[Stored items from a collection]

######

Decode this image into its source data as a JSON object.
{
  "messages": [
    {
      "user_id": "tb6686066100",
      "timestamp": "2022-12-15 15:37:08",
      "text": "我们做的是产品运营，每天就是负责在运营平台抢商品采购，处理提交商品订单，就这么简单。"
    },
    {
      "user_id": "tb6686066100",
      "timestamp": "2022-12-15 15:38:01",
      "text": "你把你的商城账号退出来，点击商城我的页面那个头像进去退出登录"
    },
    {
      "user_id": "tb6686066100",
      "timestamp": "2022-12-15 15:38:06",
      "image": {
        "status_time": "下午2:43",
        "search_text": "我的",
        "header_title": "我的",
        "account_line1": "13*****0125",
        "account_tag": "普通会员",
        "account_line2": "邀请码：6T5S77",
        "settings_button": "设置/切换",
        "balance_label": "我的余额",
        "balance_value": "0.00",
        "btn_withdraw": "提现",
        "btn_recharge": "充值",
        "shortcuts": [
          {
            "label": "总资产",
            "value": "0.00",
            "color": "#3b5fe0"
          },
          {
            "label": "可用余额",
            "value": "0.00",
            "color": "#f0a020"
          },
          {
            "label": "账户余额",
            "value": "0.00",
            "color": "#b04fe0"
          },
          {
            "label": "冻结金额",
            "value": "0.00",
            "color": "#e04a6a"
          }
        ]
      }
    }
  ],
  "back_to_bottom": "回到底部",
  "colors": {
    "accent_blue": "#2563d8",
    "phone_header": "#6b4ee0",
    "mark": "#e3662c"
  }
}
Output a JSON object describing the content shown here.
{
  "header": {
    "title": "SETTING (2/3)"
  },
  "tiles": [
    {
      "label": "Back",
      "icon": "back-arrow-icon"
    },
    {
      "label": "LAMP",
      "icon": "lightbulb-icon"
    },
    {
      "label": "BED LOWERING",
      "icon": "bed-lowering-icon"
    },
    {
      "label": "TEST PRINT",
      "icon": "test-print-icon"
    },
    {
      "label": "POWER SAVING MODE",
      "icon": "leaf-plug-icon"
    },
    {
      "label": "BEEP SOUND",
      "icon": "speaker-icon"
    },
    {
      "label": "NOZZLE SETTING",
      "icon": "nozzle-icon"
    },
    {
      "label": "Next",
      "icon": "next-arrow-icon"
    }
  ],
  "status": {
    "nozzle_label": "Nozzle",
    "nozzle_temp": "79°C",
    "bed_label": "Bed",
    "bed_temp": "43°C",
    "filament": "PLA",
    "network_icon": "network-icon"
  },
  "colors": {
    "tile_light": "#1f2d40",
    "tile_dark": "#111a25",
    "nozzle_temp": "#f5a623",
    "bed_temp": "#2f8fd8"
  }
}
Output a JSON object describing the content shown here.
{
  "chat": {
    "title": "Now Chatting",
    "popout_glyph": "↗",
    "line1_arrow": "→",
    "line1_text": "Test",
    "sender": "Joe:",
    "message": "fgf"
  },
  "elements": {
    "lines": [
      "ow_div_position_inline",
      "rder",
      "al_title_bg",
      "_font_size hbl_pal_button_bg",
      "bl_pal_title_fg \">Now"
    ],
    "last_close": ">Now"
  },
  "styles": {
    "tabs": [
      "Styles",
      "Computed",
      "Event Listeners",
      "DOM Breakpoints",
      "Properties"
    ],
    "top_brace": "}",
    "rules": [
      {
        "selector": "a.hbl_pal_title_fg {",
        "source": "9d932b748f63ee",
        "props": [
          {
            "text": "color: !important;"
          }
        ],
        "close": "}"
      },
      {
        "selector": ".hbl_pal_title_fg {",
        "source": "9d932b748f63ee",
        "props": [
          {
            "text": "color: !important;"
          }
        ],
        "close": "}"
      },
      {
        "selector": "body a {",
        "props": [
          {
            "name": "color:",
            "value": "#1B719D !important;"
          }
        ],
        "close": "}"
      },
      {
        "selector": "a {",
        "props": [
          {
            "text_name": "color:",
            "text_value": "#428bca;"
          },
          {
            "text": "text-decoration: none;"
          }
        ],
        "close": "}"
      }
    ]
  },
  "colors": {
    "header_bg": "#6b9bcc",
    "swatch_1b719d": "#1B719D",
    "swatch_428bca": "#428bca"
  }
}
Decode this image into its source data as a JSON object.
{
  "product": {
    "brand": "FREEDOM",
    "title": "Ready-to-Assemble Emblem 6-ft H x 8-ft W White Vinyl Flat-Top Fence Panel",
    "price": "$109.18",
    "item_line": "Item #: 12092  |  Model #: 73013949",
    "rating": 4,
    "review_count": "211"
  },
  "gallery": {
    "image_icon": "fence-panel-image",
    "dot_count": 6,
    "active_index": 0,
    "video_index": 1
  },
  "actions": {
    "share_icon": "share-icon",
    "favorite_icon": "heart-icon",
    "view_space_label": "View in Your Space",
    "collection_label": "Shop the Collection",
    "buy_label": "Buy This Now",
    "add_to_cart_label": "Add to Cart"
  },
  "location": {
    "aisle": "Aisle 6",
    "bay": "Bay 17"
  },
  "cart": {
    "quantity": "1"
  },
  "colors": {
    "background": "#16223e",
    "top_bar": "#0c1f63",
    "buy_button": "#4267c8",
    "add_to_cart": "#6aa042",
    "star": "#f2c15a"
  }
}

######

> **Given task**
Repeat the entries above exactly, leaving nothing out.

> **Solved problem**
Decode this image into its source data as a JSON object.
{
  "messages": [
    {
      "user_id": "tb6686066100",
      "timestamp": "2022-12-15 15:37:08",
      "text": "我们做的是产品运营，每天就是负责在运营平台抢商品采购，处理提交商品订单，就这么简单。"
    },
    {
      "user_id": "tb6686066100",
      "timestamp": "2022-12-15 15:38:01",
      "text": "你把你的商城账号退出来，点击商城我的页面那个头像进去退出登录"
    },
    {
      "user_id": "tb6686066100",
      "timestamp": "2022-12-15 15:38:06",
      "image": {
        "status_time": "下午2:43",
        "search_text": "我的",
        "header_title": "我的",
        "account_line1": "13*****0125",
        "account_tag": "普通会员",
        "account_line2": "邀请码：6T5S77",
        "settings_button": "设置/切换",
        "balance_label": "我的余额",
        "balance_value": "0.00",
        "btn_withdraw": "提现",
        "btn_recharge": "充值",
        "shortcuts": [
          {
            "label": "总资产",
            "value": "0.00",
            "color": "#3b5fe0"
          },
          {
            "label": "可用余额",
            "value": "0.00",
            "color": "#f0a020"
          },
          {
            "label": "账户余额",
            "value": "0.00",
            "color": "#b04fe0"
          },
          {
            "label": "冻结金额",
            "value": "0.00",
            "color": "#e04a6a"
          }
        ]
      }
    }
  ],
  "back_to_bottom": "回到底部",
  "colors": {
    "accent_blue": "#2563d8",
    "phone_header": "#6b4ee0",
    "mark": "#e3662c"
  }
}
Output a JSON object describing the content shown here.
{
  "header": {
    "title": "SETTING (2/3)"
  },
  "tiles": [
    {
      "label": "Back",
      "icon": "back-arrow-icon"
    },
    {
      "label": "LAMP",
      "icon": "lightbulb-icon"
    },
    {
      "label": "BED LOWERING",
      "icon": "bed-lowering-icon"
    },
    {
      "label": "TEST PRINT",
      "icon": "test-print-icon"
    },
    {
      "label": "POWER SAVING MODE",
      "icon": "leaf-plug-icon"
    },
    {
      "label": "BEEP SOUND",
      "icon": "speaker-icon"
    },
    {
      "label": "NOZZLE SETTING",
      "icon": "nozzle-icon"
    },
    {
      "label": "Next",
      "icon": "next-arrow-icon"
    }
  ],
  "status": {
    "nozzle_label": "Nozzle",
    "nozzle_temp": "79°C",
    "bed_label": "Bed",
    "bed_temp": "43°C",
    "filament": "PLA",
    "network_icon": "network-icon"
  },
  "colors": {
    "tile_light": "#1f2d40",
    "tile_dark": "#111a25",
    "nozzle_temp": "#f5a623",
    "bed_temp": "#2f8fd8"
  }
}
Output a JSON object describing the content shown here.
{
  "chat": {
    "title": "Now Chatting",
    "popout_glyph": "↗",
    "line1_arrow": "→",
    "line1_text": "Test",
    "sender": "Joe:",
    "message": "fgf"
  },
  "elements": {
    "lines": [
      "ow_div_position_inline",
      "rder",
      "al_title_bg",
      "_font_size hbl_pal_button_bg",
      "bl_pal_title_fg \">Now"
    ],
    "last_close": ">Now"
  },
  "styles": {
    "tabs": [
      "Styles",
      "Computed",
      "Event Listeners",
      "DOM Breakpoints",
      "Properties"
    ],
    "top_brace": "}",
    "rules": [
      {
        "selector": "a.hbl_pal_title_fg {",
        "source": "9d932b748f63ee",
        "props": [
          {
            "text": "color: !important;"
          }
        ],
        "close": "}"
      },
      {
        "selector": ".hbl_pal_title_fg {",
        "source": "9d932b748f63ee",
        "props": [
          {
            "text": "color: !important;"
          }
        ],
        "close": "}"
      },
      {
        "selector": "body a {",
        "props": [
          {
            "name": "color:",
            "value": "#1B719D !important;"
          }
        ],
        "close": "}"
      },
      {
        "selector": "a {",
        "props": [
          {
            "text_name": "color:",
            "text_value": "#428bca;"
          },
          {
            "text": "text-decoration: none;"
          }
        ],
        "close": "}"
      }
    ]
  },
  "colors": {
    "header_bg": "#6b9bcc",
    "swatch_1b719d": "#1B719D",
    "swatch_428bca": "#428bca"
  }
}
Decode this image into its source data as a JSON object.
{
  "product": {
    "brand": "FREEDOM",
    "title": "Ready-to-Assemble Emblem 6-ft H x 8-ft W White Vinyl Flat-Top Fence Panel",
    "price": "$109.18",
    "item_line": "Item #: 12092  |  Model #: 73013949",
    "rating": 4,
    "review_count": "211"
  },
  "gallery": {
    "image_icon": "fence-panel-image",
    "dot_count": 6,
    "active_index": 0,
    "video_index": 1
  },
  "actions": {
    "share_icon": "share-icon",
    "favorite_icon": "heart-icon",
    "view_space_label": "View in Your Space",
    "collection_label": "Shop the Collection",
    "buy_label": "Buy This Now",
    "add_to_cart_label": "Add to Cart"
  },
  "location": {
    "aisle": "Aisle 6",
    "bay": "Bay 17"
  },
  "cart": {
    "quantity": "1"
  },
  "colors": {
    "background": "#16223e",
    "top_bar": "#0c1f63",
    "buy_button": "#4267c8",
    "add_to_cart": "#6aa042",
    "star": "#f2c15a"
  }
}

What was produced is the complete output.